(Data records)

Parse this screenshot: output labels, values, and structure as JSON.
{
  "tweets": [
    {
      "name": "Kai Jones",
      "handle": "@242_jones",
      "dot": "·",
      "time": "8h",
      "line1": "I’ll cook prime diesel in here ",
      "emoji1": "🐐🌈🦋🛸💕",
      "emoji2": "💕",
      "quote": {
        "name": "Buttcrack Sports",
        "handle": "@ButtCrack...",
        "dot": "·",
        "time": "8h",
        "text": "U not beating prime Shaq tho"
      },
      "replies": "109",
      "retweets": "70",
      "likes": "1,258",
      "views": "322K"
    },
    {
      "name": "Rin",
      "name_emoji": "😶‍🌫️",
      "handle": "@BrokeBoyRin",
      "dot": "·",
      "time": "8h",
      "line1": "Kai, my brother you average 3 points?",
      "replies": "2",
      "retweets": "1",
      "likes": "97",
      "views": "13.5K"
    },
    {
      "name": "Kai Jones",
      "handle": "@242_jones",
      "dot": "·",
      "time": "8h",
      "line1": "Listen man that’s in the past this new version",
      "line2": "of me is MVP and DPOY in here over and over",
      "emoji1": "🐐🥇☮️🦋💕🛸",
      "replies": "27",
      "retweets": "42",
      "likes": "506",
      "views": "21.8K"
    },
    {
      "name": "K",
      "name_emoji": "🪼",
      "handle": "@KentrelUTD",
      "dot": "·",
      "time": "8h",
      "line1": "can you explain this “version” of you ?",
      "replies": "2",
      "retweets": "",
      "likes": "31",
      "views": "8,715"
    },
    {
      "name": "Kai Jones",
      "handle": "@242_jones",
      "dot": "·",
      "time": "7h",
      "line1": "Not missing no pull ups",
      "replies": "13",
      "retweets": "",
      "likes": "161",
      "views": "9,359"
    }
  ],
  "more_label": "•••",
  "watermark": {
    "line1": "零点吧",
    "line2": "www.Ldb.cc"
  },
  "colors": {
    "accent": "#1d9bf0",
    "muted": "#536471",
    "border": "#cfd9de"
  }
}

### [What you should do]
Take the lines above and print them exactly.

### [Solution below]
Parse this screenshot: output labels, values, and structure as JSON.
{
  "tweets": [
    {
      "name": "Kai Jones",
      "handle": "@242_jones",
      "dot": "·",
      "time": "8h",
      "line1": "I’ll cook prime diesel in here ",
      "emoji1": "🐐🌈🦋🛸💕",
      "emoji2": "💕",
      "quote": {
        "name": "Buttcrack Sports",
        "handle": "@ButtCrack...",
        "dot": "·",
        "time": "8h",
        "text": "U not beating prime Shaq tho"
      },
      "replies": "109",
      "retweets": "70",
      "likes": "1,258",
      "views": "322K"
    },
    {
      "name": "Rin",
      "name_emoji": "😶‍🌫️",
      "handle": "@BrokeBoyRin",
      "dot": "·",
      "time": "8h",
      "line1": "Kai, my brother you average 3 points?",
      "replies": "2",
      "retweets": "1",
      "likes": "97",
      "views": "13.5K"
    },
    {
      "name": "Kai Jones",
      "handle": "@242_jones",
      "dot": "·",
      "time": "8h",
      "line1": "Listen man that’s in the past this new version",
      "line2": "of me is MVP and DPOY in here over and over",
      "emoji1": "🐐🥇☮️🦋💕🛸",
      "replies": "27",
      "retweets": "42",
      "likes": "506",
      "views": "21.8K"
    },
    {
      "name": "K",
      "name_emoji": "🪼",
      "handle": "@KentrelUTD",
      "dot": "·",
      "time": "8h",
      "line1": "can you explain this “version” of you ?",
      "replies": "2",
      "retweets": "",
      "likes": "31",
      "views": "8,715"
    },
    {
      "name": "Kai Jones",
      "handle": "@242_jones",
      "dot": "·",
      "time": "7h",
      "line1": "Not missing no pull ups",
      "replies": "13",
      "retweets": "",
      "likes": "161",
      "views": "9,359"
    }
  ],
  "more_label": "•••",
  "watermark": {
    "line1": "零点吧",
    "line2": "www.Ldb.cc"
  },
  "colors": {
    "accent": "#1d9bf0",
    "muted": "#536471",
    "border": "#cfd9de"
  }
}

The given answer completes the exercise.